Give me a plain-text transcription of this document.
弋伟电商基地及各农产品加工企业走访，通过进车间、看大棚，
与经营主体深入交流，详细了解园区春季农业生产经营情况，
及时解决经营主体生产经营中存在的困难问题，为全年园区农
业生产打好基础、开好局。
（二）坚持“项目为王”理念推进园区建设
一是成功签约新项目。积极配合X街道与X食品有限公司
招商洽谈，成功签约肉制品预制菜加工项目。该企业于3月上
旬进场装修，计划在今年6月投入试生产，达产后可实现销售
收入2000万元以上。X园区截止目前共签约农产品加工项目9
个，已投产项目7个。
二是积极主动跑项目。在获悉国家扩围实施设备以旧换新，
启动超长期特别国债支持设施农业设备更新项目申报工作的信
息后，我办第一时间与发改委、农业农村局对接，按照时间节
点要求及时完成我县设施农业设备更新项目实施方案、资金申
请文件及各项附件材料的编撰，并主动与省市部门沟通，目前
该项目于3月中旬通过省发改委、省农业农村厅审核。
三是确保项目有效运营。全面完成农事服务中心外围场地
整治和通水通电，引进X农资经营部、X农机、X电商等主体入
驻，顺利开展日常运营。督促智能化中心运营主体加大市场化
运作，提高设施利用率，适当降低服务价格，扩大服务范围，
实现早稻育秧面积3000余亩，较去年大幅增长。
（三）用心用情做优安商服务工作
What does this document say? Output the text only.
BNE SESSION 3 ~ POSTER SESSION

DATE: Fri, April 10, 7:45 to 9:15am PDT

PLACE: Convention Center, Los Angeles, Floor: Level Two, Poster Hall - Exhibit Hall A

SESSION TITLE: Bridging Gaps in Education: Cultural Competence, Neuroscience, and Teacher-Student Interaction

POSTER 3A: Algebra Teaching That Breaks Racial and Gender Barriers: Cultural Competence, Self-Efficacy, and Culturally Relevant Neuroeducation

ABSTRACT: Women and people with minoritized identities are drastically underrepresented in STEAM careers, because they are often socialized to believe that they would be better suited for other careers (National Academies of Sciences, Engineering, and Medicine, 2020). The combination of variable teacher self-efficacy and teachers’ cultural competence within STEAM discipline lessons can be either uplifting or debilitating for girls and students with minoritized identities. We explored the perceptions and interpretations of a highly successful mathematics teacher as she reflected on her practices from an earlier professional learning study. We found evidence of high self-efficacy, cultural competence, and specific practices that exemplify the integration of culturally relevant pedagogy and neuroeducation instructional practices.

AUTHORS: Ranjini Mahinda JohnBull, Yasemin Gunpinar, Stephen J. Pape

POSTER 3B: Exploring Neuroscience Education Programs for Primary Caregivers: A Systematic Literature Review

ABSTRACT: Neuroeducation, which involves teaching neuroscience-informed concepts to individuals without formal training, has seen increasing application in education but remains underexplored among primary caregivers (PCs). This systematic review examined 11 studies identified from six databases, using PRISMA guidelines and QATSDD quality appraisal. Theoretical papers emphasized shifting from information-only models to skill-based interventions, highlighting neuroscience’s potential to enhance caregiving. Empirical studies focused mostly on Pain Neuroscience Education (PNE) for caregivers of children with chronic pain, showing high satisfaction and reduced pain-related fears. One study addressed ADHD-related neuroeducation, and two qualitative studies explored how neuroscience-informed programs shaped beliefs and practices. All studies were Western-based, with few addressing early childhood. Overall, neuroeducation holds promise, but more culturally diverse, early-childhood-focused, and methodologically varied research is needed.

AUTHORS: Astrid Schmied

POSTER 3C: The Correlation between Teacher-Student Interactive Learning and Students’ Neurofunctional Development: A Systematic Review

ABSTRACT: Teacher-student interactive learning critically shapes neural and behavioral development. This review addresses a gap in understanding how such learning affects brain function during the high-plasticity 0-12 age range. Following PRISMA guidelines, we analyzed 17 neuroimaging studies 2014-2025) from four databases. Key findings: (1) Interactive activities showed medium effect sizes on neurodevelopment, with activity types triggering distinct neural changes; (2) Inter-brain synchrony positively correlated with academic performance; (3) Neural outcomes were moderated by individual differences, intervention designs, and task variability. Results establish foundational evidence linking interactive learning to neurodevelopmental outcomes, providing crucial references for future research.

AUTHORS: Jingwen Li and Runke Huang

━━━━━━━━

__Exercise objective__:
Only the number is wanted: how many lines in the entries above contain the word "AUTHORS"?

__Answer__:
3